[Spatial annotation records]
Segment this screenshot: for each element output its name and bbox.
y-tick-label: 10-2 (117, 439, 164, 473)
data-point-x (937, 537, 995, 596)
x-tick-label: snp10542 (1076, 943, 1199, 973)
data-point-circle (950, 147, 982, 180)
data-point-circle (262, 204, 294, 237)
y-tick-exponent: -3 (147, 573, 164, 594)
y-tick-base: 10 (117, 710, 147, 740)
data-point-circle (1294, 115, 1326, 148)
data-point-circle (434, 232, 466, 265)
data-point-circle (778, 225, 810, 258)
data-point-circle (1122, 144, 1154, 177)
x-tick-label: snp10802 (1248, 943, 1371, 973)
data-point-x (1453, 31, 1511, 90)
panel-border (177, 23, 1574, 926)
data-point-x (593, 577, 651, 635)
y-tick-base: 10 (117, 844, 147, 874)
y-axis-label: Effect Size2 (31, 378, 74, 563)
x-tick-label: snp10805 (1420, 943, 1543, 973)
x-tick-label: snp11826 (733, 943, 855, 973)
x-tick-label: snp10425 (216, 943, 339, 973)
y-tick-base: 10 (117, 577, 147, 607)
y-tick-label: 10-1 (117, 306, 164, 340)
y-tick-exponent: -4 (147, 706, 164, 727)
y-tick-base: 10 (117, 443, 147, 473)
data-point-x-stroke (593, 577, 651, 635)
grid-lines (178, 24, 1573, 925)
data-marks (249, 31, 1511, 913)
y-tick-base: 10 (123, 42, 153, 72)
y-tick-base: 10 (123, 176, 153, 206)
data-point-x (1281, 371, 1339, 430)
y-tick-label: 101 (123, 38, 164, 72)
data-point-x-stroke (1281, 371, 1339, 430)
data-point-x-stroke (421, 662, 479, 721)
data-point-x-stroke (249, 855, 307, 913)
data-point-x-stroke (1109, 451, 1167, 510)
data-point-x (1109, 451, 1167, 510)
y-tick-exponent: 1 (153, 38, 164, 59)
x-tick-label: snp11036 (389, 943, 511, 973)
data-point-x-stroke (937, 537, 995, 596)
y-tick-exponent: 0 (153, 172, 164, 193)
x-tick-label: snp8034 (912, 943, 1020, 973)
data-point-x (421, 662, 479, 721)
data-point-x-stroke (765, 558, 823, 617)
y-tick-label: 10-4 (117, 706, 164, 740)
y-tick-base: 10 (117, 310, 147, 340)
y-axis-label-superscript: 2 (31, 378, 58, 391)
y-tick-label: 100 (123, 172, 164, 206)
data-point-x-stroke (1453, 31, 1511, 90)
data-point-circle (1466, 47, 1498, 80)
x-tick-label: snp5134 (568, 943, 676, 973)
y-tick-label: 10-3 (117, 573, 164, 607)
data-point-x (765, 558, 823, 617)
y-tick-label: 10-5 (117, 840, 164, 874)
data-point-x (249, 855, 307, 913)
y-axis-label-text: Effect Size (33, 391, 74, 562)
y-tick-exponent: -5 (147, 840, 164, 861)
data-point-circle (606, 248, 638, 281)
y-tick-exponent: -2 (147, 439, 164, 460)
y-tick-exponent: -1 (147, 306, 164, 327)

SET TASK
Print every line of the items above without any change.

IN RESPONSE
Segment this screenshot: for each element output its name and bbox.
y-tick-label: 10-2 (117, 439, 164, 473)
data-point-x (937, 537, 995, 596)
x-tick-label: snp10542 (1076, 943, 1199, 973)
data-point-circle (950, 147, 982, 180)
data-point-circle (262, 204, 294, 237)
y-tick-exponent: -3 (147, 573, 164, 594)
y-tick-base: 10 (117, 710, 147, 740)
data-point-circle (1294, 115, 1326, 148)
data-point-circle (434, 232, 466, 265)
data-point-circle (778, 225, 810, 258)
data-point-circle (1122, 144, 1154, 177)
x-tick-label: snp10802 (1248, 943, 1371, 973)
data-point-x (1453, 31, 1511, 90)
panel-border (177, 23, 1574, 926)
data-point-x (593, 577, 651, 635)
y-tick-base: 10 (117, 844, 147, 874)
y-axis-label: Effect Size2 (31, 378, 74, 563)
x-tick-label: snp10805 (1420, 943, 1543, 973)
x-tick-label: snp11826 (733, 943, 855, 973)
x-tick-label: snp10425 (216, 943, 339, 973)
y-tick-base: 10 (117, 577, 147, 607)
y-tick-label: 10-1 (117, 306, 164, 340)
y-tick-exponent: -4 (147, 706, 164, 727)
y-tick-base: 10 (117, 443, 147, 473)
data-point-x-stroke (593, 577, 651, 635)
grid-lines (178, 24, 1573, 925)
data-marks (249, 31, 1511, 913)
y-tick-base: 10 (123, 42, 153, 72)
y-tick-base: 10 (123, 176, 153, 206)
data-point-x (1281, 371, 1339, 430)
y-tick-label: 101 (123, 38, 164, 72)
data-point-x-stroke (1281, 371, 1339, 430)
data-point-x-stroke (421, 662, 479, 721)
data-point-x-stroke (249, 855, 307, 913)
data-point-x-stroke (1109, 451, 1167, 510)
data-point-x (1109, 451, 1167, 510)
y-tick-exponent: 1 (153, 38, 164, 59)
x-tick-label: snp11036 (389, 943, 511, 973)
data-point-x-stroke (937, 537, 995, 596)
y-tick-exponent: 0 (153, 172, 164, 193)
x-tick-label: snp8034 (912, 943, 1020, 973)
data-point-x (421, 662, 479, 721)
data-point-x-stroke (765, 558, 823, 617)
y-tick-label: 10-4 (117, 706, 164, 740)
y-tick-base: 10 (117, 310, 147, 340)
y-axis-label-superscript: 2 (31, 378, 58, 391)
y-tick-label: 100 (123, 172, 164, 206)
data-point-x-stroke (1453, 31, 1511, 90)
data-point-circle (1466, 47, 1498, 80)
x-tick-label: snp5134 (568, 943, 676, 973)
y-tick-label: 10-3 (117, 573, 164, 607)
data-point-x (765, 558, 823, 617)
y-tick-label: 10-5 (117, 840, 164, 874)
data-point-x (249, 855, 307, 913)
y-axis-label-text: Effect Size (33, 391, 74, 562)
y-tick-exponent: -5 (147, 840, 164, 861)
data-point-circle (606, 248, 638, 281)
y-tick-exponent: -2 (147, 439, 164, 460)
y-tick-exponent: -1 (147, 306, 164, 327)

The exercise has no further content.